* [Written task]: Print out every line, exactly as written.

* [Data entries]:
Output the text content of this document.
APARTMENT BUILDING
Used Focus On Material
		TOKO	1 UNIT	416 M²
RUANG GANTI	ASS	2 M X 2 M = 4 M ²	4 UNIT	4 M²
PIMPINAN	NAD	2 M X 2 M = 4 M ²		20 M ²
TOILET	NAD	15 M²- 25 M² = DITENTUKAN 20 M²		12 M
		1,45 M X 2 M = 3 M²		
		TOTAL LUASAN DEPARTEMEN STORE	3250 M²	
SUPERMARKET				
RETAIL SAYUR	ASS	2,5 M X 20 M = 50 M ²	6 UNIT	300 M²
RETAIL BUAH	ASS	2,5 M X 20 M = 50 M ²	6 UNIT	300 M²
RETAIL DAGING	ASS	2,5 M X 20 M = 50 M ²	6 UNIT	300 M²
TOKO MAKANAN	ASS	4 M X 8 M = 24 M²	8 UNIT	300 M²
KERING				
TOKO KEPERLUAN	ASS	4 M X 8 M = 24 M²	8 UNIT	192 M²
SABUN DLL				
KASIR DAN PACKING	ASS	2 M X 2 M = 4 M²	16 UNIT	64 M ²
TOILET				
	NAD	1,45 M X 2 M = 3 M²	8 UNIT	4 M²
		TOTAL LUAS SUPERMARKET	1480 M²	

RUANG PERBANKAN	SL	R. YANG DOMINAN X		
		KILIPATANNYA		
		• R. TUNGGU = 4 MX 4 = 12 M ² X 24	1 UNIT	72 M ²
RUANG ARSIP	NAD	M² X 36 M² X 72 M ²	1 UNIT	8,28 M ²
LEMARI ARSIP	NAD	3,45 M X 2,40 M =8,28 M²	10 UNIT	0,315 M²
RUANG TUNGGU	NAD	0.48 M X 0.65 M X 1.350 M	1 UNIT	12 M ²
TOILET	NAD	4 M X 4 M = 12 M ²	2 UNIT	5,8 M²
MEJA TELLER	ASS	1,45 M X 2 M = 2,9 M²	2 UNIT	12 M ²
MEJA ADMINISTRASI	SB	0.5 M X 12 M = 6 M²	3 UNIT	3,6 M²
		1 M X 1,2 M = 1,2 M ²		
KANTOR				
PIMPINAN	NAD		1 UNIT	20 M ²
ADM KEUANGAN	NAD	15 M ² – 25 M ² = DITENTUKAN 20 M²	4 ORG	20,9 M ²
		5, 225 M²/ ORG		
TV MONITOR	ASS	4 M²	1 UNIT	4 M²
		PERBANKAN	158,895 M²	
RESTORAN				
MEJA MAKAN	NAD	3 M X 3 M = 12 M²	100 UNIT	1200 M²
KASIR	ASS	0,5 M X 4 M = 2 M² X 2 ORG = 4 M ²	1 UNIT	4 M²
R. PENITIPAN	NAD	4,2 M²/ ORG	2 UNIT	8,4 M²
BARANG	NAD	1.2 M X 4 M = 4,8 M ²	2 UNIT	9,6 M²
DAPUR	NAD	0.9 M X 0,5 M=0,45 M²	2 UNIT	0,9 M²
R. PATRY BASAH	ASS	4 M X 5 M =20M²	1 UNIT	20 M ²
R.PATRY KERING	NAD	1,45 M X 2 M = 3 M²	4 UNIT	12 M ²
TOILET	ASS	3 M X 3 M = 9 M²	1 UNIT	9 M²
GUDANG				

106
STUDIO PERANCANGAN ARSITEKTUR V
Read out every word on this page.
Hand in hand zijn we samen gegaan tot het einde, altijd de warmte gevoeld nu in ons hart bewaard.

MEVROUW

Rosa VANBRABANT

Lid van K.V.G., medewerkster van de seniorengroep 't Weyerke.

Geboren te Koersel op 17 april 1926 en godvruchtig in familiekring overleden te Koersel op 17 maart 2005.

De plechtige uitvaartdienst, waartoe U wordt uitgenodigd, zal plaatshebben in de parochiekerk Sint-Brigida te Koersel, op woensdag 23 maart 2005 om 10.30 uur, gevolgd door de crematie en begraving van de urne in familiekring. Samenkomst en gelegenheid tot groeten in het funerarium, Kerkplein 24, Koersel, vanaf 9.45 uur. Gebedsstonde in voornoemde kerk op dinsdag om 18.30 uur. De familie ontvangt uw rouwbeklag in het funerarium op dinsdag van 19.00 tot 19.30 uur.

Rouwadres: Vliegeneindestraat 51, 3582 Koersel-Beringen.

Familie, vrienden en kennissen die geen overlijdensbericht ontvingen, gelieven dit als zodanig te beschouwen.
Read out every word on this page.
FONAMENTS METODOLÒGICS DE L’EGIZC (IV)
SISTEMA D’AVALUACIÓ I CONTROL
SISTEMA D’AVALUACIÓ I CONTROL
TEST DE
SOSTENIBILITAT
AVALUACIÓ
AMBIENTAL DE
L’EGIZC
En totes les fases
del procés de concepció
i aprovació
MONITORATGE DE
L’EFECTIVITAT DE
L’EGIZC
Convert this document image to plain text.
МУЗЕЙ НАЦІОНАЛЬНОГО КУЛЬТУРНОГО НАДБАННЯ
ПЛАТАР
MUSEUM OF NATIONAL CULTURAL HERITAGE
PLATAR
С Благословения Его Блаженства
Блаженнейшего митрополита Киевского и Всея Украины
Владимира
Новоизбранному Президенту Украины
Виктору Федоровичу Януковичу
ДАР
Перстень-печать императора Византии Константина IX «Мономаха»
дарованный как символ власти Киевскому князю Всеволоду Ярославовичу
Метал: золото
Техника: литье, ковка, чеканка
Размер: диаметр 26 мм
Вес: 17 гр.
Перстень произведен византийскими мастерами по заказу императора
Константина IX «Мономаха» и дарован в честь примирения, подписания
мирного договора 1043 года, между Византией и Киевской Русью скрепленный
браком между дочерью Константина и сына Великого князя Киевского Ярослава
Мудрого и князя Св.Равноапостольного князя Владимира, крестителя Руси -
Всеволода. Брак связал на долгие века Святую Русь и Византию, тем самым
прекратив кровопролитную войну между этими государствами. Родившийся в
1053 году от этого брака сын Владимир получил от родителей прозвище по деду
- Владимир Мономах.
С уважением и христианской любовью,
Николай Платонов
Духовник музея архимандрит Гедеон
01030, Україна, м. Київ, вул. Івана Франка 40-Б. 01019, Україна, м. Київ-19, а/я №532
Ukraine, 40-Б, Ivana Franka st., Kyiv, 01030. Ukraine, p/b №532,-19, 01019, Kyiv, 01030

* [Answer in full]:
Output the text content of this document.
APARTMENT BUILDING
Used Focus On Material
		TOKO	1 UNIT	416 M²
RUANG GANTI	ASS	2 M X 2 M = 4 M ²	4 UNIT	4 M²
PIMPINAN	NAD	2 M X 2 M = 4 M ²		20 M ²
TOILET	NAD	15 M²- 25 M² = DITENTUKAN 20 M²		12 M
		1,45 M X 2 M = 3 M²		
		TOTAL LUASAN DEPARTEMEN STORE	3250 M²	
SUPERMARKET				
RETAIL SAYUR	ASS	2,5 M X 20 M = 50 M ²	6 UNIT	300 M²
RETAIL BUAH	ASS	2,5 M X 20 M = 50 M ²	6 UNIT	300 M²
RETAIL DAGING	ASS	2,5 M X 20 M = 50 M ²	6 UNIT	300 M²
TOKO MAKANAN	ASS	4 M X 8 M = 24 M²	8 UNIT	300 M²
KERING				
TOKO KEPERLUAN	ASS	4 M X 8 M = 24 M²	8 UNIT	192 M²
SABUN DLL				
KASIR DAN PACKING	ASS	2 M X 2 M = 4 M²	16 UNIT	64 M ²
TOILET				
	NAD	1,45 M X 2 M = 3 M²	8 UNIT	4 M²
		TOTAL LUAS SUPERMARKET	1480 M²	

RUANG PERBANKAN	SL	R. YANG DOMINAN X		
		KILIPATANNYA		
		• R. TUNGGU = 4 MX 4 = 12 M ² X 24	1 UNIT	72 M ²
RUANG ARSIP	NAD	M² X 36 M² X 72 M ²	1 UNIT	8,28 M ²
LEMARI ARSIP	NAD	3,45 M X 2,40 M =8,28 M²	10 UNIT	0,315 M²
RUANG TUNGGU	NAD	0.48 M X 0.65 M X 1.350 M	1 UNIT	12 M ²
TOILET	NAD	4 M X 4 M = 12 M ²	2 UNIT	5,8 M²
MEJA TELLER	ASS	1,45 M X 2 M = 2,9 M²	2 UNIT	12 M ²
MEJA ADMINISTRASI	SB	0.5 M X 12 M = 6 M²	3 UNIT	3,6 M²
		1 M X 1,2 M = 1,2 M ²		
KANTOR				
PIMPINAN	NAD		1 UNIT	20 M ²
ADM KEUANGAN	NAD	15 M ² – 25 M ² = DITENTUKAN 20 M²	4 ORG	20,9 M ²
		5, 225 M²/ ORG		
TV MONITOR	ASS	4 M²	1 UNIT	4 M²
		PERBANKAN	158,895 M²	
RESTORAN				
MEJA MAKAN	NAD	3 M X 3 M = 12 M²	100 UNIT	1200 M²
KASIR	ASS	0,5 M X 4 M = 2 M² X 2 ORG = 4 M ²	1 UNIT	4 M²
R. PENITIPAN	NAD	4,2 M²/ ORG	2 UNIT	8,4 M²
BARANG	NAD	1.2 M X 4 M = 4,8 M ²	2 UNIT	9,6 M²
DAPUR	NAD	0.9 M X 0,5 M=0,45 M²	2 UNIT	0,9 M²
R. PATRY BASAH	ASS	4 M X 5 M =20M²	1 UNIT	20 M ²
R.PATRY KERING	NAD	1,45 M X 2 M = 3 M²	4 UNIT	12 M ²
TOILET	ASS	3 M X 3 M = 9 M²	1 UNIT	9 M²
GUDANG				

106
STUDIO PERANCANGAN ARSITEKTUR V
Read out every word on this page.
Hand in hand zijn we samen gegaan tot het einde, altijd de warmte gevoeld nu in ons hart bewaard.

MEVROUW

Rosa VANBRABANT

Lid van K.V.G., medewerkster van de seniorengroep 't Weyerke.

Geboren te Koersel op 17 april 1926 en godvruchtig in familiekring overleden te Koersel op 17 maart 2005.

De plechtige uitvaartdienst, waartoe U wordt uitgenodigd, zal plaatshebben in de parochiekerk Sint-Brigida te Koersel, op woensdag 23 maart 2005 om 10.30 uur, gevolgd door de crematie en begraving van de urne in familiekring. Samenkomst en gelegenheid tot groeten in het funerarium, Kerkplein 24, Koersel, vanaf 9.45 uur. Gebedsstonde in voornoemde kerk op dinsdag om 18.30 uur. De familie ontvangt uw rouwbeklag in het funerarium op dinsdag van 19.00 tot 19.30 uur.

Rouwadres: Vliegeneindestraat 51, 3582 Koersel-Beringen.

Familie, vrienden en kennissen die geen overlijdensbericht ontvingen, gelieven dit als zodanig te beschouwen.
Read out every word on this page.
FONAMENTS METODOLÒGICS DE L’EGIZC (IV)
SISTEMA D’AVALUACIÓ I CONTROL
SISTEMA D’AVALUACIÓ I CONTROL
TEST DE
SOSTENIBILITAT
AVALUACIÓ
AMBIENTAL DE
L’EGIZC
En totes les fases
del procés de concepció
i aprovació
MONITORATGE DE
L’EFECTIVITAT DE
L’EGIZC
Convert this document image to plain text.
МУЗЕЙ НАЦІОНАЛЬНОГО КУЛЬТУРНОГО НАДБАННЯ
ПЛАТАР
MUSEUM OF NATIONAL CULTURAL HERITAGE
PLATAR
С Благословения Его Блаженства
Блаженнейшего митрополита Киевского и Всея Украины
Владимира
Новоизбранному Президенту Украины
Виктору Федоровичу Януковичу
ДАР
Перстень-печать императора Византии Константина IX «Мономаха»
дарованный как символ власти Киевскому князю Всеволоду Ярославовичу
Метал: золото
Техника: литье, ковка, чеканка
Размер: диаметр 26 мм
Вес: 17 гр.
Перстень произведен византийскими мастерами по заказу императора
Константина IX «Мономаха» и дарован в честь примирения, подписания
мирного договора 1043 года, между Византией и Киевской Русью скрепленный
браком между дочерью Константина и сына Великого князя Киевского Ярослава
Мудрого и князя Св.Равноапостольного князя Владимира, крестителя Руси -
Всеволода. Брак связал на долгие века Святую Русь и Византию, тем самым
прекратив кровопролитную войну между этими государствами. Родившийся в
1053 году от этого брака сын Владимир получил от родителей прозвище по деду
- Владимир Мономах.
С уважением и христианской любовью,
Николай Платонов
Духовник музея архимандрит Гедеон
01030, Україна, м. Київ, вул. Івана Франка 40-Б. 01019, Україна, м. Київ-19, а/я №532
Ukraine, 40-Б, Ivana Franka st., Kyiv, 01030. Ukraine, p/b №532,-19, 01019, Kyiv, 01030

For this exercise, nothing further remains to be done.